═══ PROVIDED RECORDS

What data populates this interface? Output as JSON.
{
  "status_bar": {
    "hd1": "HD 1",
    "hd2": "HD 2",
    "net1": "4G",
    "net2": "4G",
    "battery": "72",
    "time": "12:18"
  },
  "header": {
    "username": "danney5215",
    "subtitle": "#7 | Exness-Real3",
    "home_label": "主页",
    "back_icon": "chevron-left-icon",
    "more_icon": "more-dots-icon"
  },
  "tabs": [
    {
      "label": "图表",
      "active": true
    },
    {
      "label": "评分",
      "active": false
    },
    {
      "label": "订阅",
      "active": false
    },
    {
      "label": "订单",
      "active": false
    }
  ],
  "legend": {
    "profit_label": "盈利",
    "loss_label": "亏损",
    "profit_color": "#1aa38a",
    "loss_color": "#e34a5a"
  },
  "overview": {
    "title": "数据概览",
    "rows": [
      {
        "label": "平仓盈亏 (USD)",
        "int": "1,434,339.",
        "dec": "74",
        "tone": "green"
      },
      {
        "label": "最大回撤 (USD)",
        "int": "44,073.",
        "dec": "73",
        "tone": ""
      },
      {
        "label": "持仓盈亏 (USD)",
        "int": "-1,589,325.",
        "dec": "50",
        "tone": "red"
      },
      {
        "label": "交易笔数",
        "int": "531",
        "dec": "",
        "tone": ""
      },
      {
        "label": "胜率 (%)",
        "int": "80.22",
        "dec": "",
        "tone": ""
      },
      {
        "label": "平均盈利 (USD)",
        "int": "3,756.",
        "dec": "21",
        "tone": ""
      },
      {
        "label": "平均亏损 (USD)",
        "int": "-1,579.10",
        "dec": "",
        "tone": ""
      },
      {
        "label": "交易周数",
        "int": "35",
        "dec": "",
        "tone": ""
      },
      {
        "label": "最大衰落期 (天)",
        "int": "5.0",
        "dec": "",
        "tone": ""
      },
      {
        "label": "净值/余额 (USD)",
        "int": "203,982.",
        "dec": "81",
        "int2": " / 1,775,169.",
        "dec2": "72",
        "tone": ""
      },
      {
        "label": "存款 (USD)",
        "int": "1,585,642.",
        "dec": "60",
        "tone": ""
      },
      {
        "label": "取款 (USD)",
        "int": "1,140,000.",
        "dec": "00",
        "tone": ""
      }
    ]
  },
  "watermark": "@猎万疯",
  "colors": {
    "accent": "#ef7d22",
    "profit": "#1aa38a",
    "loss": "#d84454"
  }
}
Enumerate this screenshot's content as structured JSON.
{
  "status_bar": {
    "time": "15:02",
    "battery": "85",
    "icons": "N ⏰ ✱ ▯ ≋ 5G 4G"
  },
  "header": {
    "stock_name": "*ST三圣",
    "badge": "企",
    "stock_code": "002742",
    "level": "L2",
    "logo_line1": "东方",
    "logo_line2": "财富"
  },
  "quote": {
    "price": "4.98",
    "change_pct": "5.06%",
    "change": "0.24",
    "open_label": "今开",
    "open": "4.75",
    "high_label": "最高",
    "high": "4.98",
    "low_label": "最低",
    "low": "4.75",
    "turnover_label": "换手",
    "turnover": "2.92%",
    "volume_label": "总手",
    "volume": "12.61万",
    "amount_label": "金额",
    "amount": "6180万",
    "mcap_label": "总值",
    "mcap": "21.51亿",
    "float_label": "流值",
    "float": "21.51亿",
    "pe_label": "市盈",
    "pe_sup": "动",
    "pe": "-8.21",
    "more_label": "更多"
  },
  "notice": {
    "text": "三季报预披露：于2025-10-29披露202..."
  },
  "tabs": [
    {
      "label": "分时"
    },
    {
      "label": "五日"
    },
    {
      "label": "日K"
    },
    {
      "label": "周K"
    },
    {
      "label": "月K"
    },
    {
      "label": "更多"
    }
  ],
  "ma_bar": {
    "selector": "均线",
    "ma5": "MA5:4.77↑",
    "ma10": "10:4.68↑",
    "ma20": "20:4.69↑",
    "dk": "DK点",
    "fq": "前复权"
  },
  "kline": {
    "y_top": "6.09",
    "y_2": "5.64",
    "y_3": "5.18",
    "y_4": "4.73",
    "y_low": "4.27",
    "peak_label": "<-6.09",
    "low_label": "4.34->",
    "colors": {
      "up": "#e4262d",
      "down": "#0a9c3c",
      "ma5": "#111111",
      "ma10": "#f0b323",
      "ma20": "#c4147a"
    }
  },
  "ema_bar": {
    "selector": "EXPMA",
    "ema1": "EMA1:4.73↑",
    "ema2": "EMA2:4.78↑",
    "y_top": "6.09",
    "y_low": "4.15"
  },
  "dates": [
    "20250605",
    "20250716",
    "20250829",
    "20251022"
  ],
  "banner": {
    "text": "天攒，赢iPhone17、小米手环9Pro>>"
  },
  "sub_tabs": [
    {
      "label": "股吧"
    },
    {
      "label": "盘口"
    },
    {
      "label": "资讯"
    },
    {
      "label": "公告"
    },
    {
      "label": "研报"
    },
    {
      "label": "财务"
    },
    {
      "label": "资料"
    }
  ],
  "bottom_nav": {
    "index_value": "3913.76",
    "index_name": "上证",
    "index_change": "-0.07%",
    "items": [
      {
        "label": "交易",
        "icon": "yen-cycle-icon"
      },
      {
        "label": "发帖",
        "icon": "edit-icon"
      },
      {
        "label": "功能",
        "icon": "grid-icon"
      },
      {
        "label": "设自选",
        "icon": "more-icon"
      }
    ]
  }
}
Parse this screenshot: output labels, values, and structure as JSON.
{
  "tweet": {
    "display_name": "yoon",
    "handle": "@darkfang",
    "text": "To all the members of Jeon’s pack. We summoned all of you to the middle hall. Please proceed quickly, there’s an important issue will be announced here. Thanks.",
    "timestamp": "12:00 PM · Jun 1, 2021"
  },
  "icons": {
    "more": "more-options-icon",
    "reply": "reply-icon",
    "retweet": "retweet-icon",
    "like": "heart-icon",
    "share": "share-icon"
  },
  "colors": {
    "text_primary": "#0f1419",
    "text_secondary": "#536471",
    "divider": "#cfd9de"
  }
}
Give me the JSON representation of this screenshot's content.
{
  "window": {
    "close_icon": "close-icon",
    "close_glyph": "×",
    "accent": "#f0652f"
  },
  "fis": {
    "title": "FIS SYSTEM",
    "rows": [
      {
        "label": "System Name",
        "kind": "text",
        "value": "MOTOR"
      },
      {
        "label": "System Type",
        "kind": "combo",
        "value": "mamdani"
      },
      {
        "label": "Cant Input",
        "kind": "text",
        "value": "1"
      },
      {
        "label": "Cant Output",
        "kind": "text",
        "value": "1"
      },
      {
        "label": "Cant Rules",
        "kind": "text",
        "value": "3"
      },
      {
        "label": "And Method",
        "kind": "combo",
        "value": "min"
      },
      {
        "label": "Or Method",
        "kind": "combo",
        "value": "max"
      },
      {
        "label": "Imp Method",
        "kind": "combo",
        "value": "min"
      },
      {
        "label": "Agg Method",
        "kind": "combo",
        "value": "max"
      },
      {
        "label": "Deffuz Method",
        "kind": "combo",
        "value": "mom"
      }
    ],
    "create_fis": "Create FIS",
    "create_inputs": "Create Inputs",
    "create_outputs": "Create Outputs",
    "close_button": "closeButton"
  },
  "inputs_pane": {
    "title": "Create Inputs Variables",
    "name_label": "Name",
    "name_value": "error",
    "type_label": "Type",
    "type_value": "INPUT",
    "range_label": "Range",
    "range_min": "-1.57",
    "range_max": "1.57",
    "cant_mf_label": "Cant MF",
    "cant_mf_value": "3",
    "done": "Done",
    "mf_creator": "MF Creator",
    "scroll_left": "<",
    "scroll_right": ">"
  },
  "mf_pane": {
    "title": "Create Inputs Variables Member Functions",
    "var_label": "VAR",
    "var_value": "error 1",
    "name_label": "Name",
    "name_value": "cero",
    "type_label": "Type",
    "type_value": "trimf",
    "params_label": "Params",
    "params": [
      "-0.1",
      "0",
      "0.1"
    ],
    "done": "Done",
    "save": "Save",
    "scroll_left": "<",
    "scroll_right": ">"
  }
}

══════

PROBLEM DETAILS: Identify the lines in the entries above that contain "Create", then copy them out.

ANSWER BELOW:
    "create_fis": "Create FIS",
    "create_inputs": "Create Inputs",
    "create_outputs": "Create Outputs",
    "title": "Create Inputs Variables",
    "title": "Create Inputs Variables Member Functions",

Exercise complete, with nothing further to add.